SET EXERCISE: Give back the full listing, character for character, with no pictures.

WORKING DATA:
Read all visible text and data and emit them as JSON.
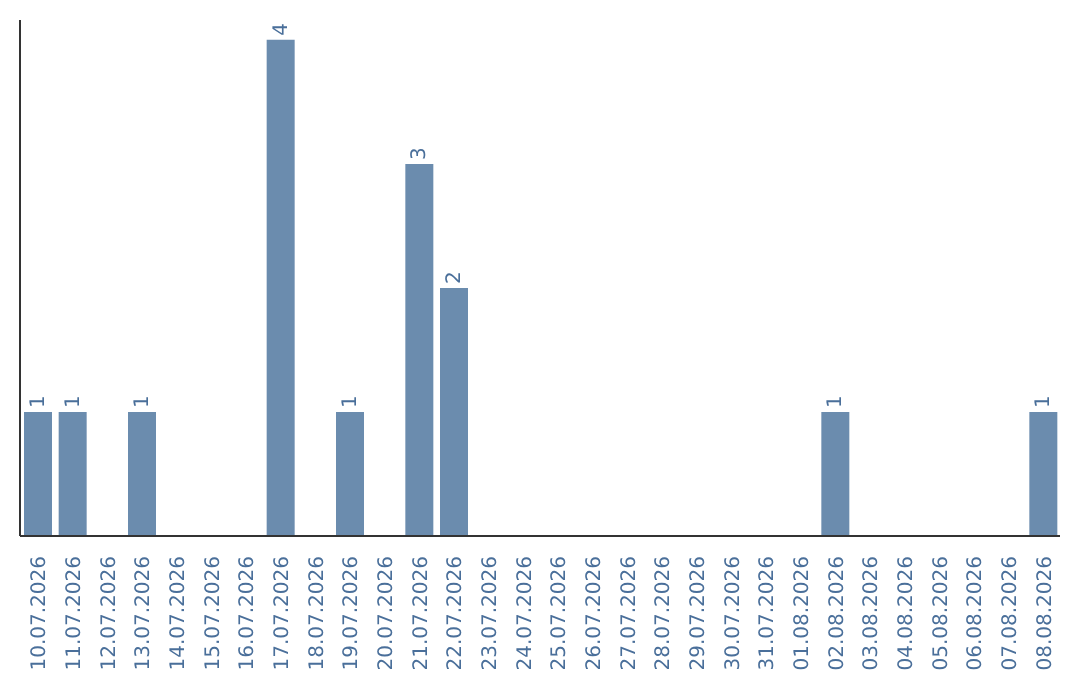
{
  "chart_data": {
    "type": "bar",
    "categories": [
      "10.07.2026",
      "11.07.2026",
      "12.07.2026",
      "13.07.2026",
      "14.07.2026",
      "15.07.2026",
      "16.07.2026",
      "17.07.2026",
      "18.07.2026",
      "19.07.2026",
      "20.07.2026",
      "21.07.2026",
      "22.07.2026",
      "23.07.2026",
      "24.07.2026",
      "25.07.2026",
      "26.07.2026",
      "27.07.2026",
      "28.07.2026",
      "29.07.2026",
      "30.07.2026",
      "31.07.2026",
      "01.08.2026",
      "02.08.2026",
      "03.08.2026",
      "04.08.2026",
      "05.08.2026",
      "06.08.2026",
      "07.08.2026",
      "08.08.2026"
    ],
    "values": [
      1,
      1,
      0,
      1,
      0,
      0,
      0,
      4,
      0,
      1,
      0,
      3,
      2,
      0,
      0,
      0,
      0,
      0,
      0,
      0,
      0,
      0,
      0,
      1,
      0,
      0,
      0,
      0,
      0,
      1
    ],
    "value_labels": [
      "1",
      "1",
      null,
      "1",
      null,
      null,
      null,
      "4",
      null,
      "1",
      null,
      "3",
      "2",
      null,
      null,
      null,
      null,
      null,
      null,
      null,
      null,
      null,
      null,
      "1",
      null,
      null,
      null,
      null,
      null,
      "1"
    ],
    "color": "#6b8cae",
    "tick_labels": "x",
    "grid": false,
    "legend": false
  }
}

WORKED ANSWER:
Read all visible text and data and emit them as JSON.
{
  "chart_data": {
    "type": "bar",
    "categories": [
      "10.07.2026",
      "11.07.2026",
      "12.07.2026",
      "13.07.2026",
      "14.07.2026",
      "15.07.2026",
      "16.07.2026",
      "17.07.2026",
      "18.07.2026",
      "19.07.2026",
      "20.07.2026",
      "21.07.2026",
      "22.07.2026",
      "23.07.2026",
      "24.07.2026",
      "25.07.2026",
      "26.07.2026",
      "27.07.2026",
      "28.07.2026",
      "29.07.2026",
      "30.07.2026",
      "31.07.2026",
      "01.08.2026",
      "02.08.2026",
      "03.08.2026",
      "04.08.2026",
      "05.08.2026",
      "06.08.2026",
      "07.08.2026",
      "08.08.2026"
    ],
    "values": [
      1,
      1,
      0,
      1,
      0,
      0,
      0,
      4,
      0,
      1,
      0,
      3,
      2,
      0,
      0,
      0,
      0,
      0,
      0,
      0,
      0,
      0,
      0,
      1,
      0,
      0,
      0,
      0,
      0,
      1
    ],
    "value_labels": [
      "1",
      "1",
      null,
      "1",
      null,
      null,
      null,
      "4",
      null,
      "1",
      null,
      "3",
      "2",
      null,
      null,
      null,
      null,
      null,
      null,
      null,
      null,
      null,
      null,
      "1",
      null,
      null,
      null,
      null,
      null,
      "1"
    ],
    "color": "#6b8cae",
    "tick_labels": "x",
    "grid": false,
    "legend": false
  }
}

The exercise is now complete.